__Required action__. Extract the full text on the USMCA trade agreement and reproduce it word for word.

Other members of the USMCA Coalition include Ford, General Motors, Toyota and Johnson Controls, plus John Deere, Cummins, Caterpillar and other providers of specialized vehicles, assembly and replacement components, chemicals, factory equipment, manufacturing services and marketing materials.
“Trade with Canada and Mexico supports 14 million U.S. jobs across many sectors. These workers -- and the industries they support -- drive billions of dollars in annual U.S. exports,” says Gary Locke, honorary chairman of Pass USMCA, another bipartisan business group supporting the measure.
Locke previously served as U.S. Ambassador to China, U.S. Secretary of Commerce and governor of Washington. “The USMCA sets a modern precedent for freer and fairer trade not only in North America, but throughout the world,” he says. “Ratifying the agreement quickly will improve our trading relationships with Canada and Mexico, create more jobs for American workers, and propel international trade into the 21st century.”

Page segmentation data
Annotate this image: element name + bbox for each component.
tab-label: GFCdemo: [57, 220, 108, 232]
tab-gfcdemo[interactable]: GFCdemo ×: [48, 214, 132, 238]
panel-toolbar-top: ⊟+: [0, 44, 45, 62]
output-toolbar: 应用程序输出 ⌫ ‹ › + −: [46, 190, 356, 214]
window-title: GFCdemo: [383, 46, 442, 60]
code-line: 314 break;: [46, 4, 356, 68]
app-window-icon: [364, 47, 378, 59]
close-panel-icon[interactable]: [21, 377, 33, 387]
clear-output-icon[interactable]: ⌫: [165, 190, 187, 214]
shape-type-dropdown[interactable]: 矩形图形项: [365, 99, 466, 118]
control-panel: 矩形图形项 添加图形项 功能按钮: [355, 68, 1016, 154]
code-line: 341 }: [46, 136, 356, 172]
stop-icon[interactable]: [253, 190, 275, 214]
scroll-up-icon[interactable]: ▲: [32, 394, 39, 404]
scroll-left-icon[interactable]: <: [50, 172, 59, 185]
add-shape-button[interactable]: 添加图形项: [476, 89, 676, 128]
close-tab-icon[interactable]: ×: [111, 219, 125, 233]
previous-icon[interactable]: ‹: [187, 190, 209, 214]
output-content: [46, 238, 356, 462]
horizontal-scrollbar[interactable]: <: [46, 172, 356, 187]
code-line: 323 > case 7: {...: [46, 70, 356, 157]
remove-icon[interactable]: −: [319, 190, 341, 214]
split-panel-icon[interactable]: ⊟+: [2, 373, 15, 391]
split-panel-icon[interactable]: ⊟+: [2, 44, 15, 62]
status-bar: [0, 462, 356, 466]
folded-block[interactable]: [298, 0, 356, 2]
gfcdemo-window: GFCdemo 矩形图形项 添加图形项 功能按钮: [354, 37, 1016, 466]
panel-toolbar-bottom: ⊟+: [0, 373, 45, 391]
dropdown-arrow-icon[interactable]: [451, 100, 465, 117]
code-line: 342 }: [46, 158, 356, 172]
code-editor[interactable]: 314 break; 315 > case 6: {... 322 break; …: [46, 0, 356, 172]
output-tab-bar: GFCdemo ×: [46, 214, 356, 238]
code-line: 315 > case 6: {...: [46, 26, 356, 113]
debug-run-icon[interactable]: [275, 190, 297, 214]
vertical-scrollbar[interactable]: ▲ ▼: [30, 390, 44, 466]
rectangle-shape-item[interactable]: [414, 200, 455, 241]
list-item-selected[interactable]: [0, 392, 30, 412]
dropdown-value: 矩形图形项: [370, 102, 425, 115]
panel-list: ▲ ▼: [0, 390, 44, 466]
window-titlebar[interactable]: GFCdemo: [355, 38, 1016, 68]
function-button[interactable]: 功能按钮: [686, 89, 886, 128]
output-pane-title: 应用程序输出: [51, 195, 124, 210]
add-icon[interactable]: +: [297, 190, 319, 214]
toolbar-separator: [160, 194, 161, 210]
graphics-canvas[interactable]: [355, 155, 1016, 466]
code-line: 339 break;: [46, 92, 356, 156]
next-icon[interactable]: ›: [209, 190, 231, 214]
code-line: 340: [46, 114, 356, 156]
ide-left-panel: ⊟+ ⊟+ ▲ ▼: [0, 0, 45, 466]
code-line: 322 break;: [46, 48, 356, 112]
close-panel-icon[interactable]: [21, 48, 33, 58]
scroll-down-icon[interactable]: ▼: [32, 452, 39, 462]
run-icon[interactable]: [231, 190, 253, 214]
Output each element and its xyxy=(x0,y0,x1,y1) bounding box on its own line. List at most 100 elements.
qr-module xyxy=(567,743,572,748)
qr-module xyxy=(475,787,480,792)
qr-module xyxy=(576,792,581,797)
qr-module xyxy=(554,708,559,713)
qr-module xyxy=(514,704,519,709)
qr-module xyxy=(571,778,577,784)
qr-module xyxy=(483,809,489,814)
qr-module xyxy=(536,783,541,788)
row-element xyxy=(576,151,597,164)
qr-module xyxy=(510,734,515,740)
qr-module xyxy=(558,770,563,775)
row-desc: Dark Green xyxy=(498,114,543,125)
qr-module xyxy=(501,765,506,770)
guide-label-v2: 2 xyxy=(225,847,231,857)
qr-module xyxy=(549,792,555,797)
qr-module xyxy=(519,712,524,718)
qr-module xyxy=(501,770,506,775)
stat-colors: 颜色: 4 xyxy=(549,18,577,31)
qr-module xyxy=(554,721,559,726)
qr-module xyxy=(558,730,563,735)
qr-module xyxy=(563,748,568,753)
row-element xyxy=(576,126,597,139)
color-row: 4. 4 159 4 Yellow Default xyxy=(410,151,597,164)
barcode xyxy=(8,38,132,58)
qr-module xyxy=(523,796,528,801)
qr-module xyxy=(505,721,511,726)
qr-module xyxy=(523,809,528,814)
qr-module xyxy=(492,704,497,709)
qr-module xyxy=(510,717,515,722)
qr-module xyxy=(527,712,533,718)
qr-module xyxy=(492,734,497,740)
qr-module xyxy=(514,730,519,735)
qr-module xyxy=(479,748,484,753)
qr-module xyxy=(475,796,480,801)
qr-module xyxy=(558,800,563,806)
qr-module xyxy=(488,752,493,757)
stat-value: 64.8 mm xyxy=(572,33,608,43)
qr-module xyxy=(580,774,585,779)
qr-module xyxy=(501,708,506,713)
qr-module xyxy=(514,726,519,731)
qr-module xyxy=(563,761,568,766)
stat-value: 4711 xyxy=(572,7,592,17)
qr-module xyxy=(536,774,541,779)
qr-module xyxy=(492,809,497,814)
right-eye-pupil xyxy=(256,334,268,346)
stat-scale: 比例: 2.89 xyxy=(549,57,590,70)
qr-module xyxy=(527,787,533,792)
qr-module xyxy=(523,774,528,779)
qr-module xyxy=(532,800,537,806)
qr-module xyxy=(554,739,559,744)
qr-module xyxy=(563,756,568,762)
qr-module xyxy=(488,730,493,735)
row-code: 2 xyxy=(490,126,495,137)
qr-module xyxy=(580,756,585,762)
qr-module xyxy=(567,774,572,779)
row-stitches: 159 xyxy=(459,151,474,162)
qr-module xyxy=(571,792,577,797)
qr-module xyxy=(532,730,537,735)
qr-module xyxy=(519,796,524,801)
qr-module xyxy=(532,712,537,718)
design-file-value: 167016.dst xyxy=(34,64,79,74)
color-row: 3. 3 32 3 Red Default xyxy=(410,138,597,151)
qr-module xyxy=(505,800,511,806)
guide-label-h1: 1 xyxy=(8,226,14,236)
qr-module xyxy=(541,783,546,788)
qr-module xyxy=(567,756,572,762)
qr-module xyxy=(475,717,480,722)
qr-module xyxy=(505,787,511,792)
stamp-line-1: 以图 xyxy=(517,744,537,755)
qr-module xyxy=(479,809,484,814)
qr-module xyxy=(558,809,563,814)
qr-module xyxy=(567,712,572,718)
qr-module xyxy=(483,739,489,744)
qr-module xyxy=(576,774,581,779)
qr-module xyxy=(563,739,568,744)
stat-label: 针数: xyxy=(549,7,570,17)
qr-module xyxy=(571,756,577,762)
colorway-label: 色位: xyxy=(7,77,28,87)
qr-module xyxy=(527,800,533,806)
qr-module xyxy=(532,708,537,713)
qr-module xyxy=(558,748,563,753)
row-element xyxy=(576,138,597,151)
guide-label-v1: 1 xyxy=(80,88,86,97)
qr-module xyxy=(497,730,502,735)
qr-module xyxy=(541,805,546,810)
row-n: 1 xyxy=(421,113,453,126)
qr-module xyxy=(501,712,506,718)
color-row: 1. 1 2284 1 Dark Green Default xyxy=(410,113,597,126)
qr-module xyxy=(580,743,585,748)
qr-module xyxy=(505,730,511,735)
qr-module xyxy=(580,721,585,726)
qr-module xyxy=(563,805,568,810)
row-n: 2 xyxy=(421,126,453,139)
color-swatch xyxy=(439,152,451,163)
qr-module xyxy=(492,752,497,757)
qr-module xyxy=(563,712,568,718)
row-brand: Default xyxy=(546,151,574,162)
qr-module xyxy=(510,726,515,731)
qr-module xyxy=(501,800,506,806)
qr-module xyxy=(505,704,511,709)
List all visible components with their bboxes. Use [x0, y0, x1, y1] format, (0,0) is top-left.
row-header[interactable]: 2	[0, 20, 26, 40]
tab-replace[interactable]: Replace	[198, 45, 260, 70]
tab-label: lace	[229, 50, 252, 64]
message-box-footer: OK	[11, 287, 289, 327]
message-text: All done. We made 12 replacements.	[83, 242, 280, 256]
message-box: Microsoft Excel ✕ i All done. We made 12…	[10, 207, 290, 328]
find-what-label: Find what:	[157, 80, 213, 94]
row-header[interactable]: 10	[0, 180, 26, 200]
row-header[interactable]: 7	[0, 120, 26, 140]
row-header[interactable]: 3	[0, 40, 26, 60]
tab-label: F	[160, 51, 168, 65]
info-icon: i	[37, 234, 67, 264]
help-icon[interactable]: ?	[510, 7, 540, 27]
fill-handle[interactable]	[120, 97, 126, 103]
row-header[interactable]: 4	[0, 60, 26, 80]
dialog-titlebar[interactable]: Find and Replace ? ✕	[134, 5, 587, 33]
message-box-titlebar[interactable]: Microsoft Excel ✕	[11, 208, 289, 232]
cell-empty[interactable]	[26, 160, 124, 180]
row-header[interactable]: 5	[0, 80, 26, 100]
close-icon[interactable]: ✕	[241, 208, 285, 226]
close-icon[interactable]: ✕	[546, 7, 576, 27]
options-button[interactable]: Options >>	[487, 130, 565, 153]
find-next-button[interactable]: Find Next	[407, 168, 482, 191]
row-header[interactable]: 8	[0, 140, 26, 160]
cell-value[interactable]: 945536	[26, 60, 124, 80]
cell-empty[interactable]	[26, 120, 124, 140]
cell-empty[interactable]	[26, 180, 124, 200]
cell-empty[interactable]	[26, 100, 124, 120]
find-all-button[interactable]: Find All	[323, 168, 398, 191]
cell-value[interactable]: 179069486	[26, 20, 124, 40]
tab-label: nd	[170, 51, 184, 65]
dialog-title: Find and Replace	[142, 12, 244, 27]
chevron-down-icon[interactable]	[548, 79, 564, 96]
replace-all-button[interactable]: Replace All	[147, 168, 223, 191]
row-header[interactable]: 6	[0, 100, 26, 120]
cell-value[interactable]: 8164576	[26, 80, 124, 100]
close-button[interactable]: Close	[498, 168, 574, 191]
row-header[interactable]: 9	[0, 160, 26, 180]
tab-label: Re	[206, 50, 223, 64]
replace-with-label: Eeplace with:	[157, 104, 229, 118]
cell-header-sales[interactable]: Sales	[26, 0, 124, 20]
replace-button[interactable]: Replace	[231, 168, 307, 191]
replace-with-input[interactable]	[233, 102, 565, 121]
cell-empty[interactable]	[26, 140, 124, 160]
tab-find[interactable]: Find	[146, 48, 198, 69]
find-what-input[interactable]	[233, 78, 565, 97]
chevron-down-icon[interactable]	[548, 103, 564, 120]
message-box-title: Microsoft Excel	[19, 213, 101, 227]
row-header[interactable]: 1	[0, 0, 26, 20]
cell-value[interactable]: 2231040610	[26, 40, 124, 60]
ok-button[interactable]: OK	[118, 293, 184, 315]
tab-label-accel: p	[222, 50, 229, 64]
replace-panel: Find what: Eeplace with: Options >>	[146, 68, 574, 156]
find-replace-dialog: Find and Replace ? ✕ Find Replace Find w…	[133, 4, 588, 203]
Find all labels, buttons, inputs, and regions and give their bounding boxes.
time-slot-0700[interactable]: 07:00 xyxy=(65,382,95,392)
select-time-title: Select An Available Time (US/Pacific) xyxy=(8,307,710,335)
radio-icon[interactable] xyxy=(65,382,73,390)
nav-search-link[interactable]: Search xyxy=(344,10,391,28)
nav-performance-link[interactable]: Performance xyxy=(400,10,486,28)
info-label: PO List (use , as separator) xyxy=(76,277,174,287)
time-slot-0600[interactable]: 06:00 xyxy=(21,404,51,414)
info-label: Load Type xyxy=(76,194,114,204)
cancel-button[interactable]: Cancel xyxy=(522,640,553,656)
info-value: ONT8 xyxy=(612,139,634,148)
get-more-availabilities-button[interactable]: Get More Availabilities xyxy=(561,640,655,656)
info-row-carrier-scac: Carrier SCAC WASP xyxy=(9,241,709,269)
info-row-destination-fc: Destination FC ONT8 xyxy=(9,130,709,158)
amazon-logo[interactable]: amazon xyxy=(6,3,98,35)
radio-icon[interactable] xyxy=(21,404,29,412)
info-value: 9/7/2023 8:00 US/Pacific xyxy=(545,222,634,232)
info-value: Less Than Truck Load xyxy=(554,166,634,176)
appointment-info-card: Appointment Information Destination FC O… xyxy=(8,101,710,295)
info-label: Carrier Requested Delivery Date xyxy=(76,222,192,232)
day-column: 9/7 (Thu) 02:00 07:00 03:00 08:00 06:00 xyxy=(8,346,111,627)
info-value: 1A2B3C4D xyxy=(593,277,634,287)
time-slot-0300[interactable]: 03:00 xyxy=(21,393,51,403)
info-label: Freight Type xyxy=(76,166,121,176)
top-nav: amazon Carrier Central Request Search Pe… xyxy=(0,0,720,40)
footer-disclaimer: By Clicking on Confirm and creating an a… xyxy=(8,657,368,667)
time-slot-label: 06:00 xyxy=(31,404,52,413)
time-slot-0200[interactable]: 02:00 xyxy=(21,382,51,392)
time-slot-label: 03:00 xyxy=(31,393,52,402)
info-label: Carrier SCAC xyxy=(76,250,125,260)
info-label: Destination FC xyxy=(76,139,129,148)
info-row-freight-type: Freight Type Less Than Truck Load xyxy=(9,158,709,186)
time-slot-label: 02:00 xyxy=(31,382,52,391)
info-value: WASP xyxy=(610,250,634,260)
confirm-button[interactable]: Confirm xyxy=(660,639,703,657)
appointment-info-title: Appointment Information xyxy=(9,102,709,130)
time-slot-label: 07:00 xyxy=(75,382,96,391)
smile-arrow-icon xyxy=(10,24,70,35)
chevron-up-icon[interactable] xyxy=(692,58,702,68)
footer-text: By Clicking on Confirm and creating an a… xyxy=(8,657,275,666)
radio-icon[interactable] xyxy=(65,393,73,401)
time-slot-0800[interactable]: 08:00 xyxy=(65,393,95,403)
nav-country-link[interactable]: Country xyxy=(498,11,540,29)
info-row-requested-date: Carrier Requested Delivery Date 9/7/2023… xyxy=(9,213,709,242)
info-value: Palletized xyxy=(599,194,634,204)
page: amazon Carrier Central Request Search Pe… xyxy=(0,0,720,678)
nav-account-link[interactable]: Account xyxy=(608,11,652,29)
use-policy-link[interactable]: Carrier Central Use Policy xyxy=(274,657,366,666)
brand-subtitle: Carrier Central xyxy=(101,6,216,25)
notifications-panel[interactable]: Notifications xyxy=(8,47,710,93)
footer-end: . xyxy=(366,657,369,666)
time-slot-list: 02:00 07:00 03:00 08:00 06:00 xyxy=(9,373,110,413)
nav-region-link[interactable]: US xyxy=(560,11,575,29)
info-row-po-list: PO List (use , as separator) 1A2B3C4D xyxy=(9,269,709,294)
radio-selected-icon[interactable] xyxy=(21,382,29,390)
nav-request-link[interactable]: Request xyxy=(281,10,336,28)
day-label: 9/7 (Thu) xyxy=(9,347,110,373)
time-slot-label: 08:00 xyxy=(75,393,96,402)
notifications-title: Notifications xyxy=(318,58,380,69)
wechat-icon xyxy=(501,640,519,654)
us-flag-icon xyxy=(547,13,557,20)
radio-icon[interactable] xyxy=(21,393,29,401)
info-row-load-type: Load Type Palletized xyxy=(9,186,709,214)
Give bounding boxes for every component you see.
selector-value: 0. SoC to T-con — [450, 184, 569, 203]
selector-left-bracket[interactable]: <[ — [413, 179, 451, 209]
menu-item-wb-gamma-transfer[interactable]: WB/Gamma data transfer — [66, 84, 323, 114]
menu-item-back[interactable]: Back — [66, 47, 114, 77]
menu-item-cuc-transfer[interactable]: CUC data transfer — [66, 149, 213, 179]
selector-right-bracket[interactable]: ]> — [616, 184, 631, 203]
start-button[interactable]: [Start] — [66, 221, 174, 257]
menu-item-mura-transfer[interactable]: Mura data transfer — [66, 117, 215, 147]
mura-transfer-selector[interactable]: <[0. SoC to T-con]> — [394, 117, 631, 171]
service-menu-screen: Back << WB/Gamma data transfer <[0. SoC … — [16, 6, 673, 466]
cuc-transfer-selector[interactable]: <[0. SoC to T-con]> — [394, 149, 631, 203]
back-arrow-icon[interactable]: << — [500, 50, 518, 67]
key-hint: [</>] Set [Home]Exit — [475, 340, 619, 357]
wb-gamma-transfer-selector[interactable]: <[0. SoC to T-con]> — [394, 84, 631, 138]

__Reply to the exercise__.
Other members of the USMCA Coalition include Ford, General Motors, Toyota and Johnson Controls, plus John Deere, Cummins, Caterpillar and other providers of specialized vehicles, assembly and replacement components, chemicals, factory equipment, manufacturing services and marketing materials.
“Trade with Canada and Mexico supports 14 million U.S. jobs across many sectors. These workers -- and the industries they support -- drive billions of dollars in annual U.S. exports,” says Gary Locke, honorary chairman of Pass USMCA, another bipartisan business group supporting the measure.
Locke previously served as U.S. Ambassador to China, U.S. Secretary of Commerce and governor of Washington. “The USMCA sets a modern precedent for freer and fairer trade not only in North America, but throughout the world,” he says. “Ratifying the agreement quickly will improve our trading relationships with Canada and Mexico, create more jobs for American workers, and propel international trade into the 21st century.”